Directive
Check every line of the material below for the string "this", and return the ones that have it.

**********

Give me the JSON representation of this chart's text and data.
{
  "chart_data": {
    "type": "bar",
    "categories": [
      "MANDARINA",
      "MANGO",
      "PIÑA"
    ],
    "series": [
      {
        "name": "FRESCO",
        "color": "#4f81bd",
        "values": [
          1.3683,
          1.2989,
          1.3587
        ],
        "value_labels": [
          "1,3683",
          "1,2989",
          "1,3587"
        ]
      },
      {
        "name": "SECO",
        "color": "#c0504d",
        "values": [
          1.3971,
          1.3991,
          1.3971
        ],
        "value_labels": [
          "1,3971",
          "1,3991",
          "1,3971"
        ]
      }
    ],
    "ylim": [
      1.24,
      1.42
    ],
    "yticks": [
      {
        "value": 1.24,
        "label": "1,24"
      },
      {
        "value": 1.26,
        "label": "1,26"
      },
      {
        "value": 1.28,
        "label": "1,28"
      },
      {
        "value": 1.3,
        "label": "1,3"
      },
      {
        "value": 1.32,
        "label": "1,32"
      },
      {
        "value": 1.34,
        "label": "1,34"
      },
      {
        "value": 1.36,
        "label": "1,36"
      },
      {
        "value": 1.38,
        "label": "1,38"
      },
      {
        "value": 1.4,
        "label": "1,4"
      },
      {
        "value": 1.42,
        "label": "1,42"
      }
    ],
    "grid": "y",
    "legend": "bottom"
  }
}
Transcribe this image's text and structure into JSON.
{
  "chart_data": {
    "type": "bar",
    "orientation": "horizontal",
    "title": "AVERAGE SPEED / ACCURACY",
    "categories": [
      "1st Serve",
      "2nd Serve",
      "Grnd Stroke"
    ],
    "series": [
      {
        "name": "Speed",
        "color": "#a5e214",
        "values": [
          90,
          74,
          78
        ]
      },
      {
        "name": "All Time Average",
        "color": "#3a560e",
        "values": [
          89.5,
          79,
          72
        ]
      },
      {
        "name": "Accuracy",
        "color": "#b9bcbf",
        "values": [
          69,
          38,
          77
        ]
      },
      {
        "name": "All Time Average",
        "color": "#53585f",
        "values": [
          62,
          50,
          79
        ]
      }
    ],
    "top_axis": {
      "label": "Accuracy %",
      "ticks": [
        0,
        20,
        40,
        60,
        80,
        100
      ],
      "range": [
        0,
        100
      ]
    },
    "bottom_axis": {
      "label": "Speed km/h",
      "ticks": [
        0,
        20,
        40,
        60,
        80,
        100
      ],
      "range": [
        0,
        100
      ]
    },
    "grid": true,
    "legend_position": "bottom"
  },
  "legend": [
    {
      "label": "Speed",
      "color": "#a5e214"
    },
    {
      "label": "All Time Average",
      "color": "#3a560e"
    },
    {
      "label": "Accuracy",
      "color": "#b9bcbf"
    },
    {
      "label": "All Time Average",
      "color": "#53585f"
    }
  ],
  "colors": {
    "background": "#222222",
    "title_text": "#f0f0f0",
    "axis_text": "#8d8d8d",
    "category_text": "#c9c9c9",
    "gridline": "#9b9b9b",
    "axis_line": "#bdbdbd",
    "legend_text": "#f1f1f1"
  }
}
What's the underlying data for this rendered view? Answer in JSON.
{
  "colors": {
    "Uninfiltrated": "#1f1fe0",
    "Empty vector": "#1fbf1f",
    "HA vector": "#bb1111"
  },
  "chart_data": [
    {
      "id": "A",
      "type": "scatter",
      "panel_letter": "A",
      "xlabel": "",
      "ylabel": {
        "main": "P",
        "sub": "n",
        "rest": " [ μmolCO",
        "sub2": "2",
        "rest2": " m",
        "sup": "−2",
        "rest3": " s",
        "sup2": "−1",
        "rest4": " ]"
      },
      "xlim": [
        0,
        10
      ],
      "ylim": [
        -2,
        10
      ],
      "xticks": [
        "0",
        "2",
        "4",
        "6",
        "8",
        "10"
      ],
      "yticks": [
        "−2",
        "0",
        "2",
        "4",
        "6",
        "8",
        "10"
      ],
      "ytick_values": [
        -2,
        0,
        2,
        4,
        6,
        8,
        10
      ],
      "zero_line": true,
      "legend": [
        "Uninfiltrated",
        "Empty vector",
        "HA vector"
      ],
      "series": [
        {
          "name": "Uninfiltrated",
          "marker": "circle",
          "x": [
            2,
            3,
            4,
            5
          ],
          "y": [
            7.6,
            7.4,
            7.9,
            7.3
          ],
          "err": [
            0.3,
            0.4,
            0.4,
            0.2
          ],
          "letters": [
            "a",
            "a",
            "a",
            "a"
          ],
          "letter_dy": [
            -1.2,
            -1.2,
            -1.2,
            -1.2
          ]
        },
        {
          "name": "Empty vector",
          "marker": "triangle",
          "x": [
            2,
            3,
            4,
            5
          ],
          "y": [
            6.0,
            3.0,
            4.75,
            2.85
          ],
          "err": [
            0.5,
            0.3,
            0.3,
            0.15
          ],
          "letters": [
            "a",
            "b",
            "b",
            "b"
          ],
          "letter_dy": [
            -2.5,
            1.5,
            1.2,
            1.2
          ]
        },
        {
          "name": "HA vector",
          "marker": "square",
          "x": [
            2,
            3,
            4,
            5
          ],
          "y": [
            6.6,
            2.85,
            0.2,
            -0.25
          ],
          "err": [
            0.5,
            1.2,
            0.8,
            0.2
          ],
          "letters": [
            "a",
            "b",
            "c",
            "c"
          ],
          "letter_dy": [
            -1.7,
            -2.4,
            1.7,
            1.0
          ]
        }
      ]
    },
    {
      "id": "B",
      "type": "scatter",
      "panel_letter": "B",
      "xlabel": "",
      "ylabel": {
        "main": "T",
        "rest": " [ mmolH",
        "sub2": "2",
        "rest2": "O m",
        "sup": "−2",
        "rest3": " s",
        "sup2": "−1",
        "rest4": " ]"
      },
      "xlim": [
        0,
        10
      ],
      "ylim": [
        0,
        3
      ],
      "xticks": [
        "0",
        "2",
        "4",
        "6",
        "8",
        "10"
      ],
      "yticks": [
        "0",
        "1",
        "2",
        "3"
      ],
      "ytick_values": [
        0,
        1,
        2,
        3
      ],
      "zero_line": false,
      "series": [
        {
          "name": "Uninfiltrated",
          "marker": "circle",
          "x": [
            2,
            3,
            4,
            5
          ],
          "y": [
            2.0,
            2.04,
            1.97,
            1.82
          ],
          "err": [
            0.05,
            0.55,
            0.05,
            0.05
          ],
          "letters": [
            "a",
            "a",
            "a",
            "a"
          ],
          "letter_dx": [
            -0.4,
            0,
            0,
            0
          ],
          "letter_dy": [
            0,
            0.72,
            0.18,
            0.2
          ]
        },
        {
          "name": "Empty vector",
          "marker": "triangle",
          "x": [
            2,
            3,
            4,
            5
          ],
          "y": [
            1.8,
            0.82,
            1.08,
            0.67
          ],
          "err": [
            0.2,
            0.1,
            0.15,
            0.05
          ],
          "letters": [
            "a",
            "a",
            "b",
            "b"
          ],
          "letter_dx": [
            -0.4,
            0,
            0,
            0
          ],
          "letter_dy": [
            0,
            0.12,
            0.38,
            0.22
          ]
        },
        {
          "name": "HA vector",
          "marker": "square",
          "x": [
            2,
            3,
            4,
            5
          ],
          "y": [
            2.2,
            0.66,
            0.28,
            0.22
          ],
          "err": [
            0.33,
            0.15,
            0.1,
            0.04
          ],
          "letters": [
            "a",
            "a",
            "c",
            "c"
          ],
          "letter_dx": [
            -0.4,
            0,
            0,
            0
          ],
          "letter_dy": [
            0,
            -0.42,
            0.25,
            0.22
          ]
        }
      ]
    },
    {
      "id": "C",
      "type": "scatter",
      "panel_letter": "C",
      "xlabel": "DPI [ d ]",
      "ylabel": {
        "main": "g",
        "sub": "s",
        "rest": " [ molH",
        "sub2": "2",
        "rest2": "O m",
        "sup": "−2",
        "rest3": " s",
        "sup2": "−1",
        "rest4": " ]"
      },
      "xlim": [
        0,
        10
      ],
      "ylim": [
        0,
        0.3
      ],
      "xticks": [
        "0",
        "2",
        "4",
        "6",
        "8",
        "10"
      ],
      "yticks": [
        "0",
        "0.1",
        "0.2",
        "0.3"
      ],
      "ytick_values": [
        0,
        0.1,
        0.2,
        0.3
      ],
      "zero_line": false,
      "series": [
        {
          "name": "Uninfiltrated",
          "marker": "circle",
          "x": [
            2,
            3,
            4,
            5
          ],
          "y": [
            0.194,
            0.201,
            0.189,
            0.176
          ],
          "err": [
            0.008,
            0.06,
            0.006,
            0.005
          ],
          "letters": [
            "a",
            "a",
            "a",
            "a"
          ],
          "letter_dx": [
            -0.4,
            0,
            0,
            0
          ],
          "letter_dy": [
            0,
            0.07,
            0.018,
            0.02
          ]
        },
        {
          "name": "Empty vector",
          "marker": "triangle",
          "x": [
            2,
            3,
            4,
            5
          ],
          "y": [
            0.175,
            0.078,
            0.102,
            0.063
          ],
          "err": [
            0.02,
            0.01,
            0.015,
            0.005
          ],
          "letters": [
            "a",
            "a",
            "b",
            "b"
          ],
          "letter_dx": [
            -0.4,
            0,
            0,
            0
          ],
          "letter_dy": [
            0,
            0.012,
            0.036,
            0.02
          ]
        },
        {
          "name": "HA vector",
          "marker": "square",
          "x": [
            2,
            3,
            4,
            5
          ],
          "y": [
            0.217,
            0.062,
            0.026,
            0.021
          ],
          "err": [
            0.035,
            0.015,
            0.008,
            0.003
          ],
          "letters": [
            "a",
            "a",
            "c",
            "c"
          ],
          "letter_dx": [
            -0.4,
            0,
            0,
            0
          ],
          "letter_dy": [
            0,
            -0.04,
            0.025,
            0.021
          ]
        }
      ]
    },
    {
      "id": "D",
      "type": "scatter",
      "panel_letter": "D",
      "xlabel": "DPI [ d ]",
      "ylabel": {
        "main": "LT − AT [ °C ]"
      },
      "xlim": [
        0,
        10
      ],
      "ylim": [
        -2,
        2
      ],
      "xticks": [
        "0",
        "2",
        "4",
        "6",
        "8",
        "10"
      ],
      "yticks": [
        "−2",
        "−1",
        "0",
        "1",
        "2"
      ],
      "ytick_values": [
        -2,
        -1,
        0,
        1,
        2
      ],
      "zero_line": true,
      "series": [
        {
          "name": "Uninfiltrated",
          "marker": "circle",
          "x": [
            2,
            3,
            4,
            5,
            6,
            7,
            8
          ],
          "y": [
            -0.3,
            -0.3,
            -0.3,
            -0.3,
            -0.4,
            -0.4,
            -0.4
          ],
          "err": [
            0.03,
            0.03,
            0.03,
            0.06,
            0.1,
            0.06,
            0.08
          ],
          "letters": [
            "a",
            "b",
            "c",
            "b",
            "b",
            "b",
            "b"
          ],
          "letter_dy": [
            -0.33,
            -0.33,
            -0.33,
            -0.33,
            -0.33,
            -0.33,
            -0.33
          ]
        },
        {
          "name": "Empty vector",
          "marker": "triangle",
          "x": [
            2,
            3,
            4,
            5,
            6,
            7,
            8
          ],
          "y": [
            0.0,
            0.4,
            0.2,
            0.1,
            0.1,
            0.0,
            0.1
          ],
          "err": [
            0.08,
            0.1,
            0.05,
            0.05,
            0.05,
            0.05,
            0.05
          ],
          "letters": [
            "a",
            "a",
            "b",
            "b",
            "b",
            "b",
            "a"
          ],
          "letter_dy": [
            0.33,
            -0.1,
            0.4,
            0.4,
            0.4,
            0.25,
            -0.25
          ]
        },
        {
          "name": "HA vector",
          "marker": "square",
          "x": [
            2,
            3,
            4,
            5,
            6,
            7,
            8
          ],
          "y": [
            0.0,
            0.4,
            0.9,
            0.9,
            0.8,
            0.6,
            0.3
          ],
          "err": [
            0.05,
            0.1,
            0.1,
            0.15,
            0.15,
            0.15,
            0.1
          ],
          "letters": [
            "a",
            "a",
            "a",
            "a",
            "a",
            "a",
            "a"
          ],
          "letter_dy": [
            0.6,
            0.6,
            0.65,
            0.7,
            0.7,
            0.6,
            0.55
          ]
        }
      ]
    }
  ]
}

**********

Task output
Give me the JSON representation of this chart's text and data.
Transcribe this image's text and structure into JSON.
What's the underlying data for this rendered view? Answer in JSON.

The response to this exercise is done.